__TEXTO PARA LEITURA__:
----------

Palavras-chave: Terceirização, Projeto de Lei 4330/04, direitos trabalhistas.

1 INTRODUÇÃO

 

A Terceirização é mecanismo de organização empresarial, que foge do padrão de contratação clássico que estabelece uma relação direta entre empregador e emprega. Nesta forma de contração uma empresa que queria delegar as atividades meio de sua empresa, contrata outra para que está administre e realize tal atividade, esta última é responsável por sua vez pela contratação da mão de obra e consequentemente pelo pagamento de todas as obrigações trabalhistas que diz respeitam aos empregados. A única regulamentação acerca do tema é a súmula 333 do Tribunal Superior do Trabalho, o que acaba por fragilizar às relações de trabalho que se baseiam na terceirização, demanda-se assim por uma legislação em sentido formal que regule a terceirização do trabalho.  A respeito da carência de legislação, a tentativa de ignorar a expansão do fenômeno da terceirização comprometeu por diversas vezes o direito dos trabalhadores, uma vez que estes se viam vulneráveis e submissos ás clausulas e medidas impostas pelos contratadores por ausência de legislação contundente.

O projeto de lei 4330/04 vem para tentar sanar tais carências e dispõe alguns pressupostos para o funcionamento das empresas prestadoras de serviços (terceirizadas) como a exigência de capital social mínimo de acordo com a quantidade de empregados, possibilidade de imobilizar 50% do capital social se assim ficar estabelecido em acordo ou convenção coletiva de trabalho. Inova ao permitir que aquele que contrata a prestadora de serviços pode ser pessoa física também, além de pessoa jurídica já aceita anteriormente. Por outro lado, de forma preocupante o projeto permite a terceirização de atividades-fim o que contraria o sentido da terceirização que de delegação das atividades-meio para que a tomadora de serviços possa otimizar o desenvolvimento de sua atividade principal.

----------

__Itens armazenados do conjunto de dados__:
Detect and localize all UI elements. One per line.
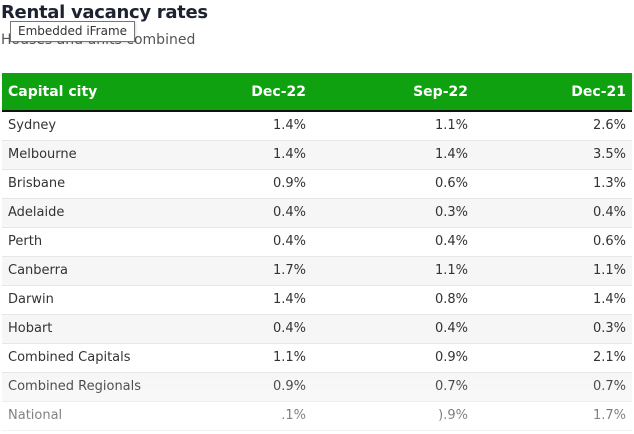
sep-22-cell: 0.3% bbox=[434, 205, 468, 220]
city-cell: Brisbane bbox=[8, 176, 66, 191]
column-header-dec-21[interactable]: Dec-21 bbox=[474, 73, 632, 112]
table-row: Adelaide 0.4% 0.3% 0.4% bbox=[2, 198, 632, 227]
table-row: Darwin 1.4% 0.8% 1.4% bbox=[2, 285, 632, 314]
table-row: Perth 0.4% 0.4% 0.6% bbox=[2, 227, 632, 256]
city-cell: Sydney bbox=[8, 118, 57, 134]
city-cell: Combined Capitals bbox=[8, 350, 131, 365]
dec-22-cell: 1.4% bbox=[272, 118, 306, 134]
dec-22-cell: 0.9% bbox=[272, 379, 306, 394]
vacancy-rates-table: Capital city Dec-22 Sep-22 Dec-21 Sydney… bbox=[2, 73, 632, 431]
table-row: National .1% ).9% 1.7% bbox=[2, 401, 632, 430]
city-cell: Adelaide bbox=[8, 205, 65, 220]
sep-22-cell: 0.9% bbox=[434, 350, 468, 365]
sep-22-cell: 0.7% bbox=[434, 379, 468, 394]
city-cell: Perth bbox=[8, 234, 43, 249]
dec-22-cell: 1.1% bbox=[272, 350, 306, 365]
table-row: Hobart 0.4% 0.4% 0.3% bbox=[2, 314, 632, 343]
sep-22-cell: 0.4% bbox=[434, 234, 468, 249]
dec-21-cell: 0.6% bbox=[592, 234, 626, 249]
dec-22-cell: 1.4% bbox=[272, 147, 306, 162]
table-row: Combined Regionals 0.9% 0.7% 0.7% bbox=[2, 372, 632, 401]
sep-22-cell: 0.4% bbox=[434, 321, 468, 336]
dec-21-cell: 0.3% bbox=[592, 321, 626, 336]
city-cell: National bbox=[8, 408, 63, 423]
city-cell: Canberra bbox=[8, 263, 68, 278]
table-row: Combined Capitals 1.1% 0.9% 2.1% bbox=[2, 343, 632, 372]
table-row: Melbourne 1.4% 1.4% 3.5% bbox=[2, 140, 632, 169]
column-header-capital-city[interactable]: Capital city bbox=[2, 73, 182, 112]
dec-22-cell: 0.4% bbox=[272, 205, 306, 220]
sep-22-cell: 1.1% bbox=[434, 263, 468, 278]
table-row: Sydney 1.4% 1.1% 2.6% bbox=[2, 111, 632, 140]
dec-22-cell: 0.4% bbox=[272, 234, 306, 249]
dec-21-cell: 1.1% bbox=[592, 263, 626, 278]
dec-22-cell: .1% bbox=[281, 408, 306, 423]
column-header-dec-22[interactable]: Dec-22 bbox=[182, 73, 312, 112]
table-header-row: Capital city Dec-22 Sep-22 Dec-21 bbox=[2, 73, 632, 112]
table-row: Canberra 1.7% 1.1% 1.1% bbox=[2, 256, 632, 285]
city-cell: Darwin bbox=[8, 292, 54, 307]
dec-21-cell: 0.7% bbox=[592, 379, 626, 394]
city-cell: Hobart bbox=[8, 321, 53, 336]
sep-22-cell: 0.6% bbox=[434, 176, 468, 191]
dec-21-cell: 1.4% bbox=[592, 292, 626, 307]
dec-21-cell: 2.1% bbox=[592, 350, 626, 365]
column-header-sep-22[interactable]: Sep-22 bbox=[312, 73, 474, 112]
sep-22-cell: 1.1% bbox=[434, 118, 468, 134]
dec-21-cell: 1.3% bbox=[592, 176, 626, 191]
dec-21-cell: 1.7% bbox=[592, 408, 626, 423]
iframe-tooltip: Embedded iFrame bbox=[10, 21, 136, 42]
page-title: Rental vacancy rates bbox=[1, 2, 208, 23]
city-cell: Combined Regionals bbox=[8, 379, 142, 394]
sep-22-cell: 0.8% bbox=[434, 292, 468, 307]
dec-22-cell: 0.4% bbox=[272, 321, 306, 336]
dec-22-cell: 0.9% bbox=[272, 176, 306, 191]
dec-22-cell: 1.7% bbox=[272, 263, 306, 278]
dec-21-cell: 2.6% bbox=[592, 118, 626, 134]
dec-21-cell: 3.5% bbox=[592, 147, 626, 162]
dec-22-cell: 1.4% bbox=[272, 292, 306, 307]
sep-22-cell: ).9% bbox=[438, 408, 468, 423]
dec-21-cell: 0.4% bbox=[592, 205, 626, 220]
sep-22-cell: 1.4% bbox=[434, 147, 468, 162]
city-cell: Melbourne bbox=[8, 147, 77, 162]
table-row: Brisbane 0.9% 0.6% 1.3% bbox=[2, 169, 632, 198]
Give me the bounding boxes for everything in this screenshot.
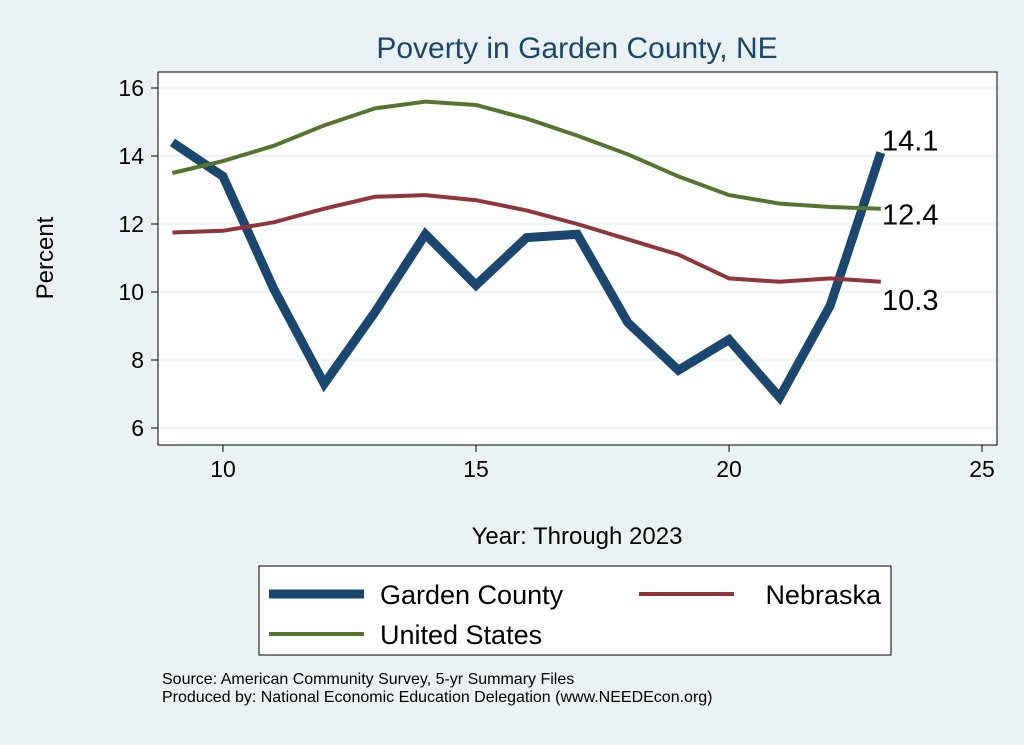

----------

__OBJETIVO DO EXERCÍCIO__:
Responda às perguntas com base no texto sobre terceirização.
(a) Na terceirização, qual empresa responde pela contratação da mão de obra?
(b) Que parte do capital social o projeto de lei 4330/04 permite imobilizar, e em que condição?
(c) Além da pessoa jurídica, quem o projeto passa a admitir como contratante da prestadora de serviços?

__RESULTADO DA TAREFA__:
(a) A empresa contratada para administrar e realizar as atividades-meio.
(b) 50% do capital social, se assim ficar estabelecido em acordo ou convenção coletiva de trabalho.
(c) A pessoa física.